## BEGIN WORKING DATA

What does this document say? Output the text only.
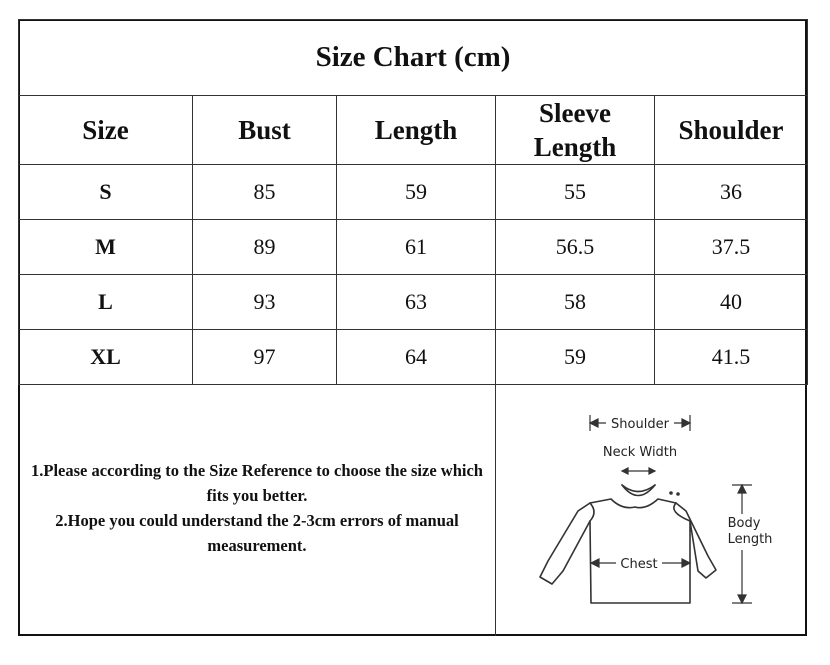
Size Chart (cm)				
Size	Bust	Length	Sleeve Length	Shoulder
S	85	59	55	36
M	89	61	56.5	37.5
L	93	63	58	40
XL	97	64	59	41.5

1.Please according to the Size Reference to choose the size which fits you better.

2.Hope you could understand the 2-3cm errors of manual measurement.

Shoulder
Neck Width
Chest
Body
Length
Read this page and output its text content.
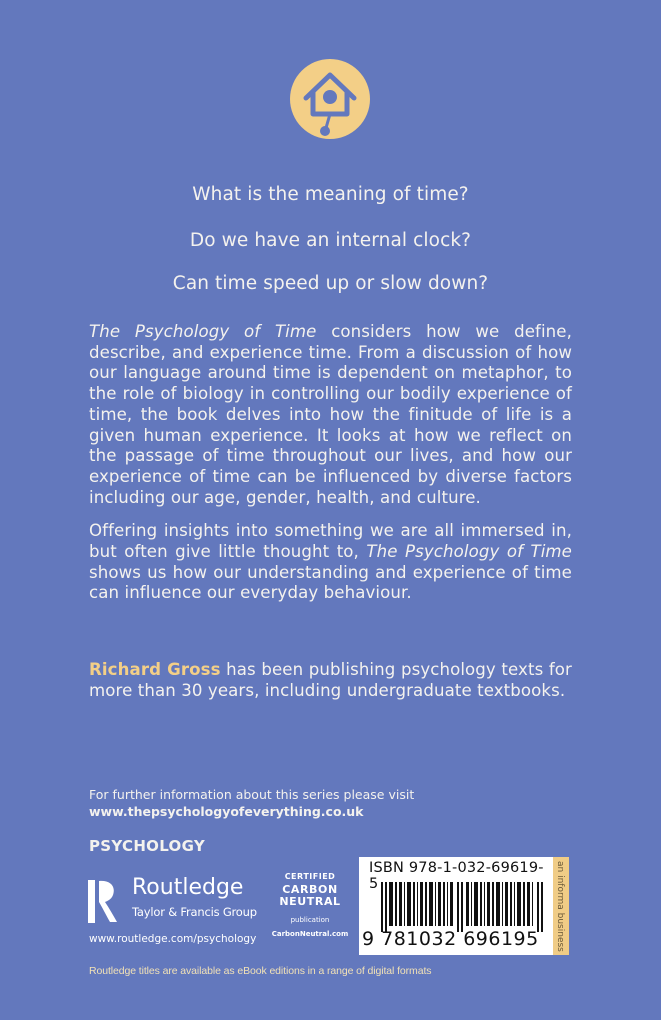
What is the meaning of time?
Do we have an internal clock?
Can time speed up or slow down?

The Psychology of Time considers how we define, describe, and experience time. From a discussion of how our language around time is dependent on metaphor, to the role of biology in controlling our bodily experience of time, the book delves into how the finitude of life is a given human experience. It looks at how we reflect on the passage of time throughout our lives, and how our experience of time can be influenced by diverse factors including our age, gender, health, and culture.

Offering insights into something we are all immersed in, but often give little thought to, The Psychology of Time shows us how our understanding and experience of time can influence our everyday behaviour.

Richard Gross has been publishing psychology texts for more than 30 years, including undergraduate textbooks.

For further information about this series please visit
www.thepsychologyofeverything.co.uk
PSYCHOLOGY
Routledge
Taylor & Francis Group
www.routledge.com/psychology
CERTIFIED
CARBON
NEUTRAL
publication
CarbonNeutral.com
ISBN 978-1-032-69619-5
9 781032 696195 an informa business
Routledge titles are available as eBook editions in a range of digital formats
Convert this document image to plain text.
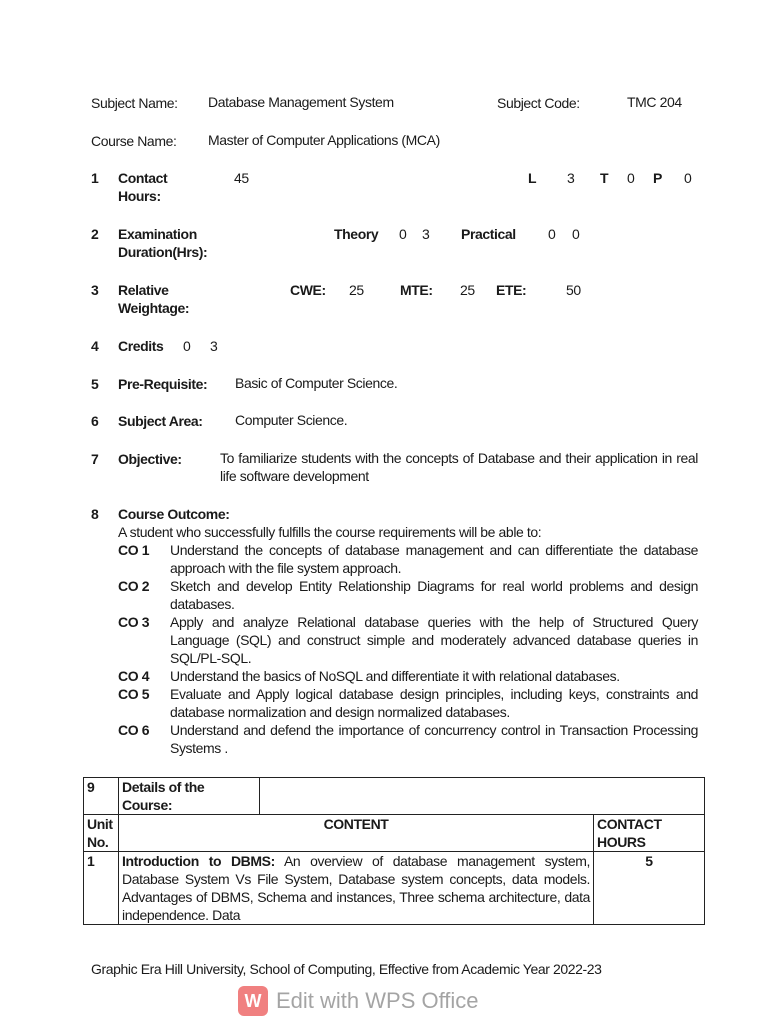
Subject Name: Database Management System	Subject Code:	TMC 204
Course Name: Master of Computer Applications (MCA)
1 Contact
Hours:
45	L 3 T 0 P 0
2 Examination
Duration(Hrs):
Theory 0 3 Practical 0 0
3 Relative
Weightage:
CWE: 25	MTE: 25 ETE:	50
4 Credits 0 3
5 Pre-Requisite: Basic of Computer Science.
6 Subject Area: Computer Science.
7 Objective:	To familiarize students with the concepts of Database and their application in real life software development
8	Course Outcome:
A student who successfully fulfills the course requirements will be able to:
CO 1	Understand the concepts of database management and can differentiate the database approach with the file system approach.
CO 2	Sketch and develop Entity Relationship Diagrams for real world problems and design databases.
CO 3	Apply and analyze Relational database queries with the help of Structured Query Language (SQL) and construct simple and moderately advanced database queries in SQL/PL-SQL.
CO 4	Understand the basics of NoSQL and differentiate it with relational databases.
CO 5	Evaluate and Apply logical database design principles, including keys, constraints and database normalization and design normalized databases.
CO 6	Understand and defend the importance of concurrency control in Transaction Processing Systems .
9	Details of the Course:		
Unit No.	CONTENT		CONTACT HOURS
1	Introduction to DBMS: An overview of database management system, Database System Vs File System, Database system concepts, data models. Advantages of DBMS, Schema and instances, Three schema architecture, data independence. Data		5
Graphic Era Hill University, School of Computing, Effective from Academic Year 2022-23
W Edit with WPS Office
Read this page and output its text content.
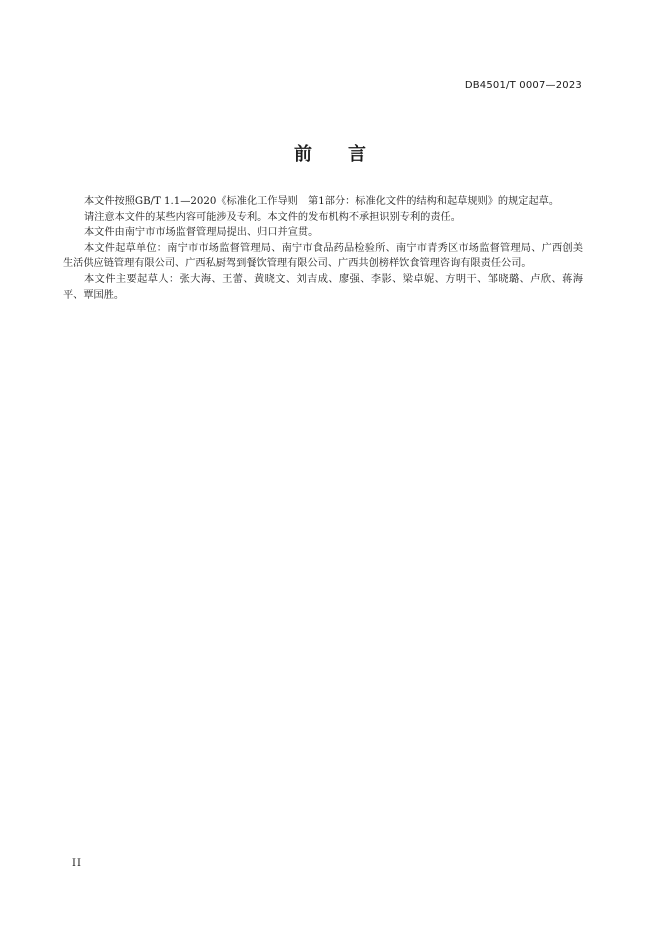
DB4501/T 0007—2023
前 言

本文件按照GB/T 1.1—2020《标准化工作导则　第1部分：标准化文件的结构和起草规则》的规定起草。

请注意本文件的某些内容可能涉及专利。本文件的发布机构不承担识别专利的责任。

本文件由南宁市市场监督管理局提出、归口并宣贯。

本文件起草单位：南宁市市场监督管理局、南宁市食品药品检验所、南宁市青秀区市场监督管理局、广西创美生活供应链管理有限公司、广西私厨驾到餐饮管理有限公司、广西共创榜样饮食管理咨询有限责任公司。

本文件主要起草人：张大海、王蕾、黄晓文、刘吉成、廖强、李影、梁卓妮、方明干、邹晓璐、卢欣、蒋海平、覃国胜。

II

## END WORKING DATA

= DIRECTION =
Make an exact reproduction of the listing above, without any pictures.

= RESPONSE BELOW =
What does this document say? Output the text only.
Size Chart (cm)				
Size	Bust	Length	Sleeve Length	Shoulder
S	85	59	55	36
M	89	61	56.5	37.5
L	93	63	58	40
XL	97	64	59	41.5

1.Please according to the Size Reference to choose the size which fits you better.

2.Hope you could understand the 2-3cm errors of manual measurement.

Shoulder
Neck Width
Chest
Body
Length
Read this page and output its text content.
What is the meaning of time?
Do we have an internal clock?
Can time speed up or slow down?

The Psychology of Time considers how we define, describe, and experience time. From a discussion of how our language around time is dependent on metaphor, to the role of biology in controlling our bodily experience of time, the book delves into how the finitude of life is a given human experience. It looks at how we reflect on the passage of time throughout our lives, and how our experience of time can be influenced by diverse factors including our age, gender, health, and culture.

Offering insights into something we are all immersed in, but often give little thought to, The Psychology of Time shows us how our understanding and experience of time can influence our everyday behaviour.

Richard Gross has been publishing psychology texts for more than 30 years, including undergraduate textbooks.

For further information about this series please visit
www.thepsychologyofeverything.co.uk
PSYCHOLOGY
Routledge
Taylor & Francis Group
www.routledge.com/psychology
CERTIFIED
CARBON
NEUTRAL
publication
CarbonNeutral.com
ISBN 978-1-032-69619-5
9 781032 696195 an informa business
Routledge titles are available as eBook editions in a range of digital formats
Convert this document image to plain text.
Subject Name: Database Management System	Subject Code:	TMC 204
Course Name: Master of Computer Applications (MCA)
1 Contact
Hours:
45	L 3 T 0 P 0
2 Examination
Duration(Hrs):
Theory 0 3 Practical 0 0
3 Relative
Weightage:
CWE: 25	MTE: 25 ETE:	50
4 Credits 0 3
5 Pre-Requisite: Basic of Computer Science.
6 Subject Area: Computer Science.
7 Objective:	To familiarize students with the concepts of Database and their application in real life software development
8	Course Outcome:
A student who successfully fulfills the course requirements will be able to:
CO 1	Understand the concepts of database management and can differentiate the database approach with the file system approach.
CO 2	Sketch and develop Entity Relationship Diagrams for real world problems and design databases.
CO 3	Apply and analyze Relational database queries with the help of Structured Query Language (SQL) and construct simple and moderately advanced database queries in SQL/PL-SQL.
CO 4	Understand the basics of NoSQL and differentiate it with relational databases.
CO 5	Evaluate and Apply logical database design principles, including keys, constraints and database normalization and design normalized databases.
CO 6	Understand and defend the importance of concurrency control in Transaction Processing Systems .
9	Details of the Course:		
Unit No.	CONTENT		CONTACT HOURS
1	Introduction to DBMS: An overview of database management system, Database System Vs File System, Database system concepts, data models. Advantages of DBMS, Schema and instances, Three schema architecture, data independence. Data		5
Graphic Era Hill University, School of Computing, Effective from Academic Year 2022-23
W Edit with WPS Office
Read this page and output its text content.
DB4501/T 0007—2023
前 言

本文件按照GB/T 1.1—2020《标准化工作导则　第1部分：标准化文件的结构和起草规则》的规定起草。

请注意本文件的某些内容可能涉及专利。本文件的发布机构不承担识别专利的责任。

本文件由南宁市市场监督管理局提出、归口并宣贯。

本文件起草单位：南宁市市场监督管理局、南宁市食品药品检验所、南宁市青秀区市场监督管理局、广西创美生活供应链管理有限公司、广西私厨驾到餐饮管理有限公司、广西共创榜样饮食管理咨询有限责任公司。

本文件主要起草人：张大海、王蕾、黄晓文、刘吉成、廖强、李影、梁卓妮、方明干、邹晓璐、卢欣、蒋海平、覃国胜。

II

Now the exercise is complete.